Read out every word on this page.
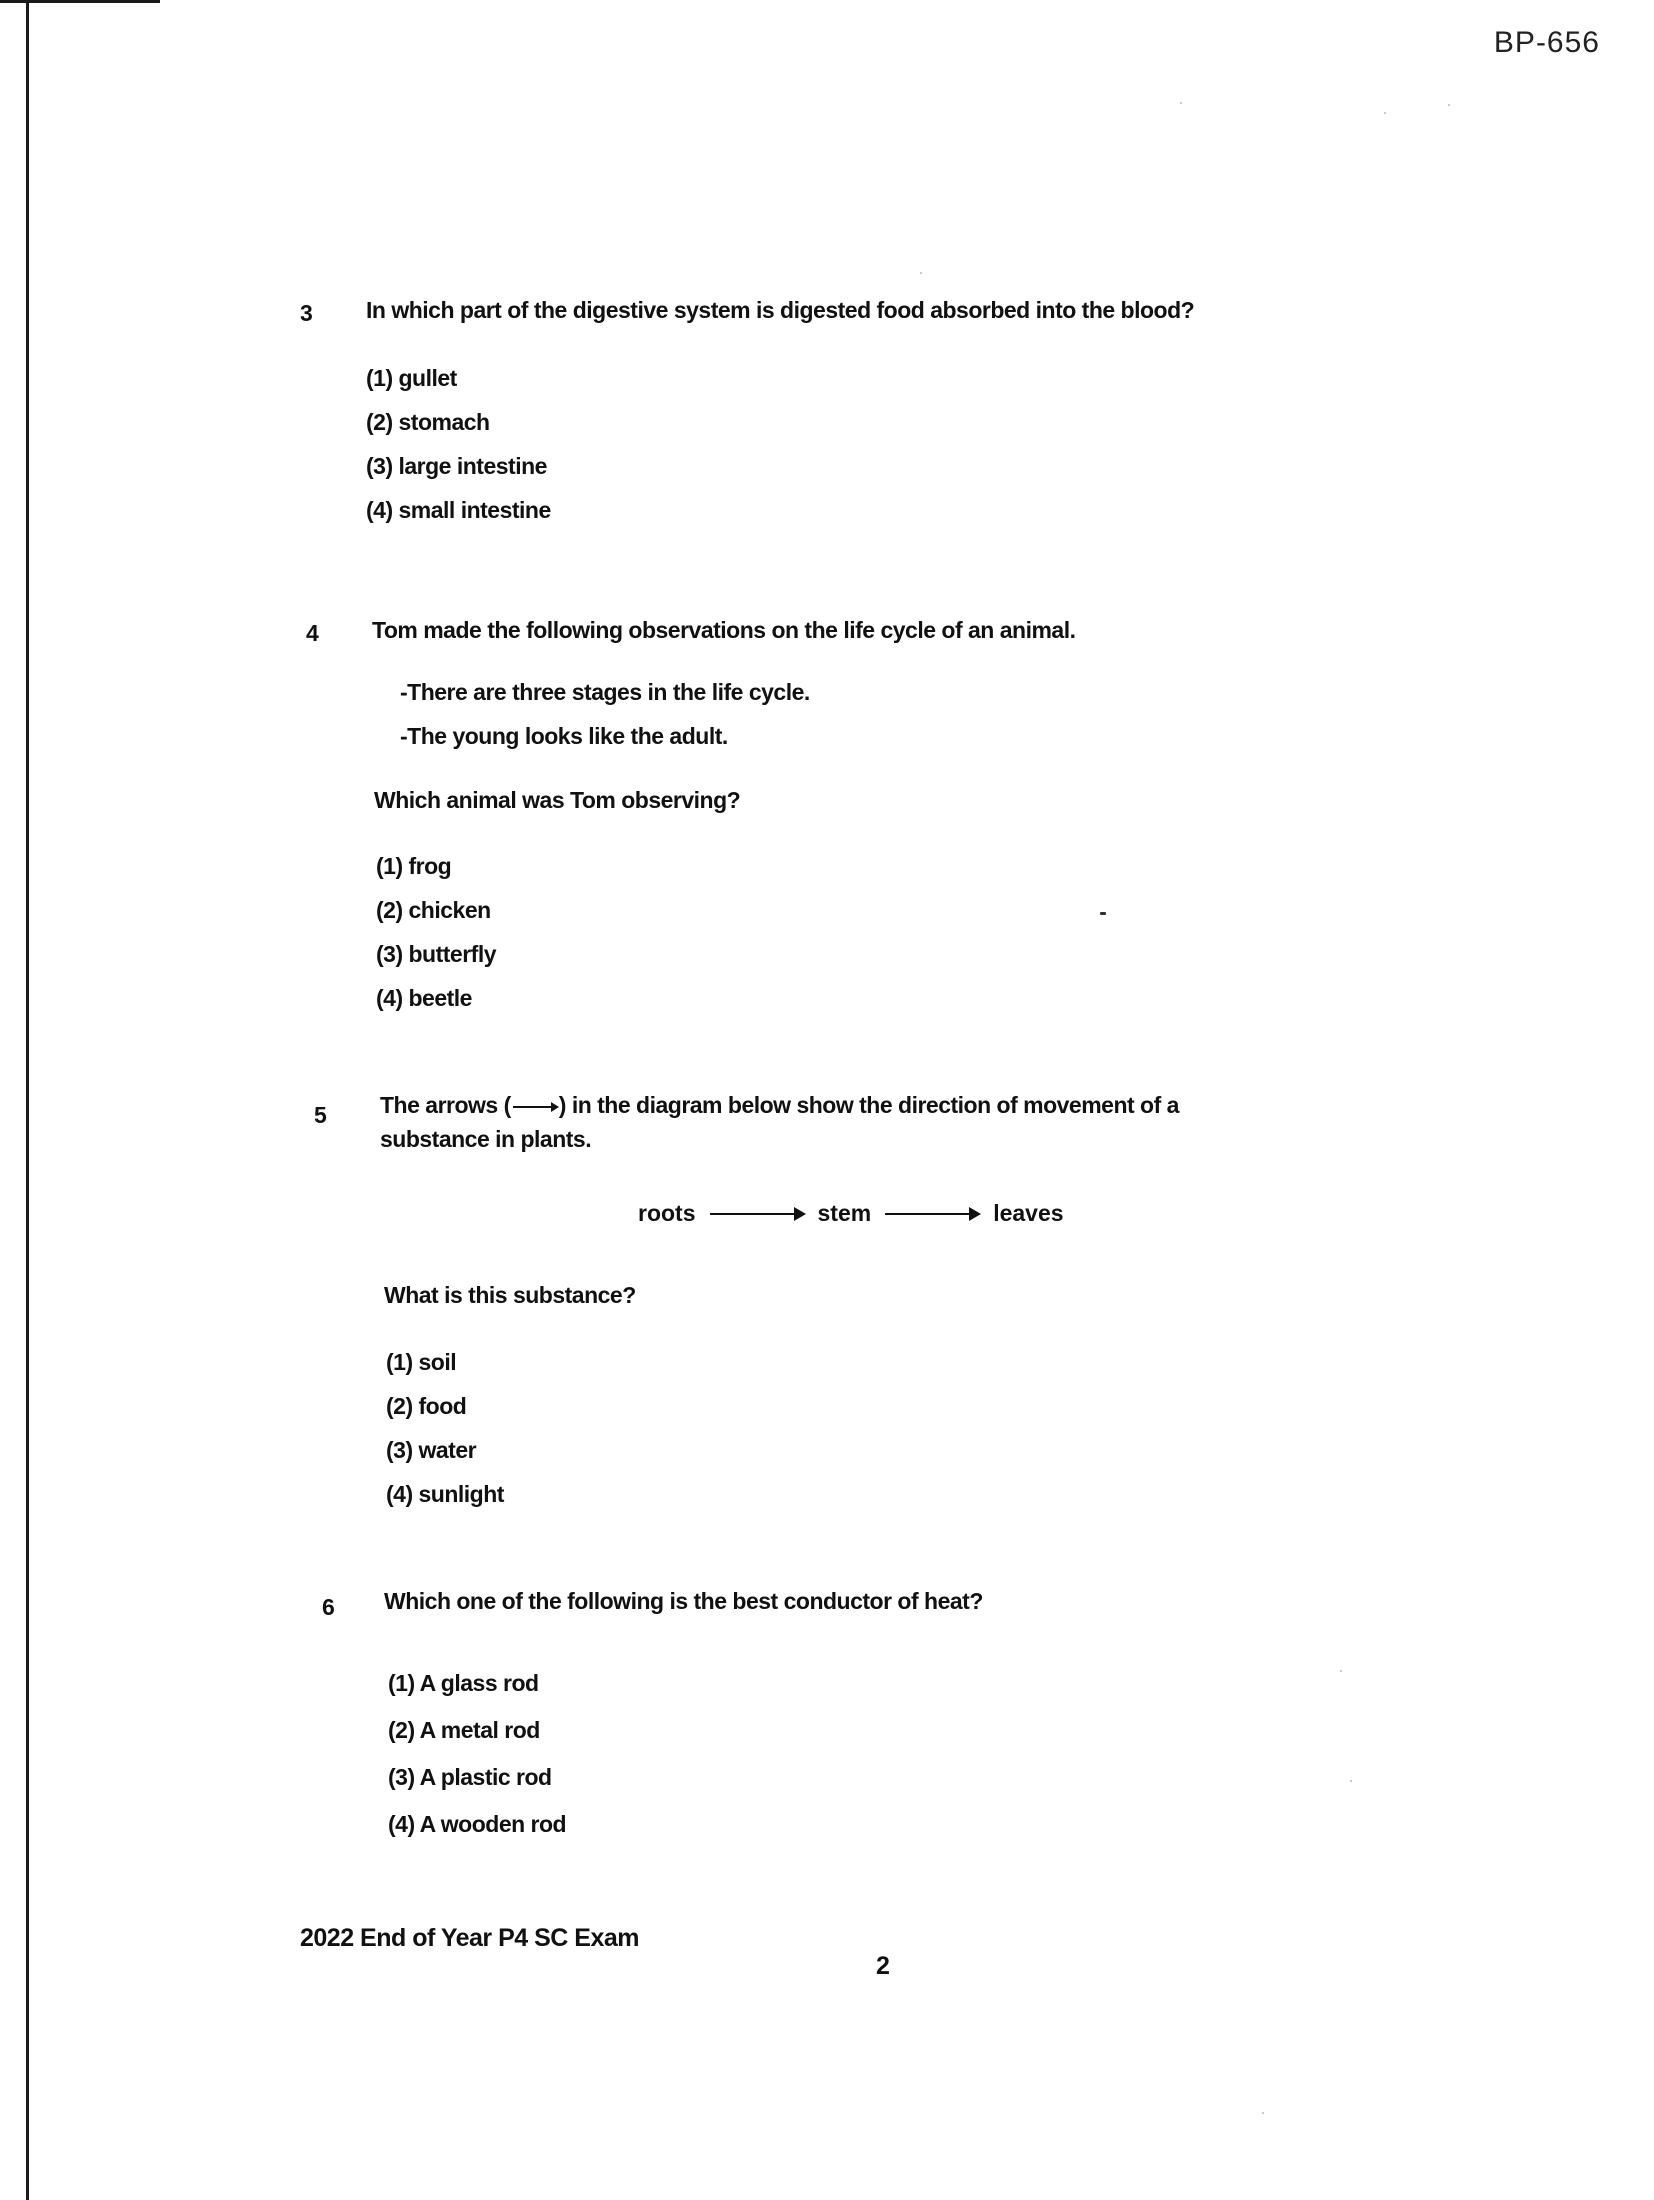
BP-656
3 In which part of the digestive system is digested food absorbed into the blood?
(1) gullet
(2) stomach
(3) large intestine
(4) small intestine
4 Tom made the following observations on the life cycle of an animal.
-There are three stages in the life cycle.
-The young looks like the adult.
Which animal was Tom observing?
(1) frog
(2) chicken
(3) butterfly
(4) beetle
5 The arrows ( ) in the diagram below show the direction of movement of a
substance in plants.
roots	stem	leaves
What is this substance?
(1) soil
(2) food
(3) water
(4) sunlight
6 Which one of the following is the best conductor of heat?
(1) A glass rod
(2) A metal rod
(3) A plastic rod
(4) A wooden rod
2022 End of Year P4 SC Exam
2
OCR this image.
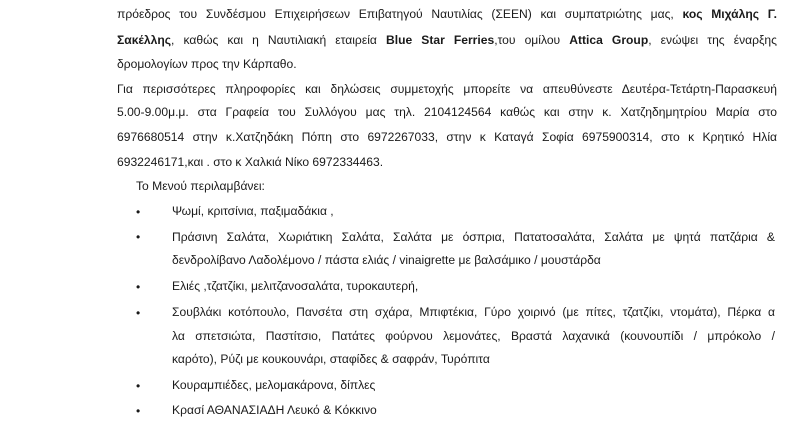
πρόεδρος του Συνδέσμου Επιχειρήσεων Επιβατηγού Ναυτιλίας (ΣΕΕΝ) και συμπατριώτης μας, κος Μιχάλης Γ.
Σακέλλης, καθώς και η Ναυτιλιακή εταιρεία Blue Star Ferries,του ομίλου Attica Group, ενώψει της έναρξης
δρομολογίων προς την Κάρπαθο.
Για περισσότερες πληροφορίες και δηλώσεις συμμετοχής μπορείτε να απευθύνεστε Δευτέρα-Τετάρτη-Παρασκευή
5.00-9.00μ.μ. στα Γραφεία του Συλλόγου μας τηλ. 2104124564 καθώς και στην κ. Χατζηδημητρίου Μαρία στο
6976680514 στην κ.Χατζηδάκη Πόπη στο 6972267033, στην κ Καταγά Σοφία 6975900314, στο κ Κρητικό Ηλία
6932246171,και . στο κ Χαλκιά Νίκο 6972334463.
Το Μενού περιλαμβάνει:
•
Ψωμί, κριτσίνια, παξιμαδάκια ,
•
Πράσινη Σαλάτα, Χωριάτικη Σαλάτα, Σαλάτα με όσπρια, Πατατοσαλάτα, Σαλάτα με ψητά πατζάρια &
δενδρολίβανο Λαδολέμονο / πάστα ελιάς / vinaigrette με βαλσάμικο / μουστάρδα
•
Ελιές ,τζατζίκι, μελιτζανοσαλάτα, τυροκαυτερή,
•
Σουβλάκι κοτόπουλο, Πανσέτα στη σχάρα, Μπιφτέκια, Γύρο χοιρινό (με πίτες, τζατζίκι, ντομάτα), Πέρκα α
λα σπετσιώτα, Παστίτσιο, Πατάτες φούρνου λεμονάτες, Βραστά λαχανικά (κουνουπίδι / μπρόκολο /
καρότο), Ρύζι με κουκουνάρι, σταφίδες & σαφράν, Τυρόπιτα
•
Κουραμπιέδες, μελομακάρονα, δίπλες
•
Κρασί ΑΘΑΝΑΣΙΑΔΗ Λευκό & Κόκκινο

=== Stated task ===
Repeat the material above in full and unchanged, minus its images.

=== Task solution ===
Read out every word on this page.
BP-656
3 In which part of the digestive system is digested food absorbed into the blood?
(1) gullet
(2) stomach
(3) large intestine
(4) small intestine
4 Tom made the following observations on the life cycle of an animal.
-There are three stages in the life cycle.
-The young looks like the adult.
Which animal was Tom observing?
(1) frog
(2) chicken
(3) butterfly
(4) beetle
5 The arrows ( ) in the diagram below show the direction of movement of a
substance in plants.
roots	stem	leaves
What is this substance?
(1) soil
(2) food
(3) water
(4) sunlight
6 Which one of the following is the best conductor of heat?
(1) A glass rod
(2) A metal rod
(3) A plastic rod
(4) A wooden rod
2022 End of Year P4 SC Exam
2
OCR this image.
πρόεδρος του Συνδέσμου Επιχειρήσεων Επιβατηγού Ναυτιλίας (ΣΕΕΝ) και συμπατριώτης μας, κος Μιχάλης Γ.
Σακέλλης, καθώς και η Ναυτιλιακή εταιρεία Blue Star Ferries,του ομίλου Attica Group, ενώψει της έναρξης
δρομολογίων προς την Κάρπαθο.
Για περισσότερες πληροφορίες και δηλώσεις συμμετοχής μπορείτε να απευθύνεστε Δευτέρα-Τετάρτη-Παρασκευή
5.00-9.00μ.μ. στα Γραφεία του Συλλόγου μας τηλ. 2104124564 καθώς και στην κ. Χατζηδημητρίου Μαρία στο
6976680514 στην κ.Χατζηδάκη Πόπη στο 6972267033, στην κ Καταγά Σοφία 6975900314, στο κ Κρητικό Ηλία
6932246171,και . στο κ Χαλκιά Νίκο 6972334463.
Το Μενού περιλαμβάνει:
•
Ψωμί, κριτσίνια, παξιμαδάκια ,
•
Πράσινη Σαλάτα, Χωριάτικη Σαλάτα, Σαλάτα με όσπρια, Πατατοσαλάτα, Σαλάτα με ψητά πατζάρια &
δενδρολίβανο Λαδολέμονο / πάστα ελιάς / vinaigrette με βαλσάμικο / μουστάρδα
•
Ελιές ,τζατζίκι, μελιτζανοσαλάτα, τυροκαυτερή,
•
Σουβλάκι κοτόπουλο, Πανσέτα στη σχάρα, Μπιφτέκια, Γύρο χοιρινό (με πίτες, τζατζίκι, ντομάτα), Πέρκα α
λα σπετσιώτα, Παστίτσιο, Πατάτες φούρνου λεμονάτες, Βραστά λαχανικά (κουνουπίδι / μπρόκολο /
καρότο), Ρύζι με κουκουνάρι, σταφίδες & σαφράν, Τυρόπιτα
•
Κουραμπιέδες, μελομακάρονα, δίπλες
•
Κρασί ΑΘΑΝΑΣΙΑΔΗ Λευκό & Κόκκινο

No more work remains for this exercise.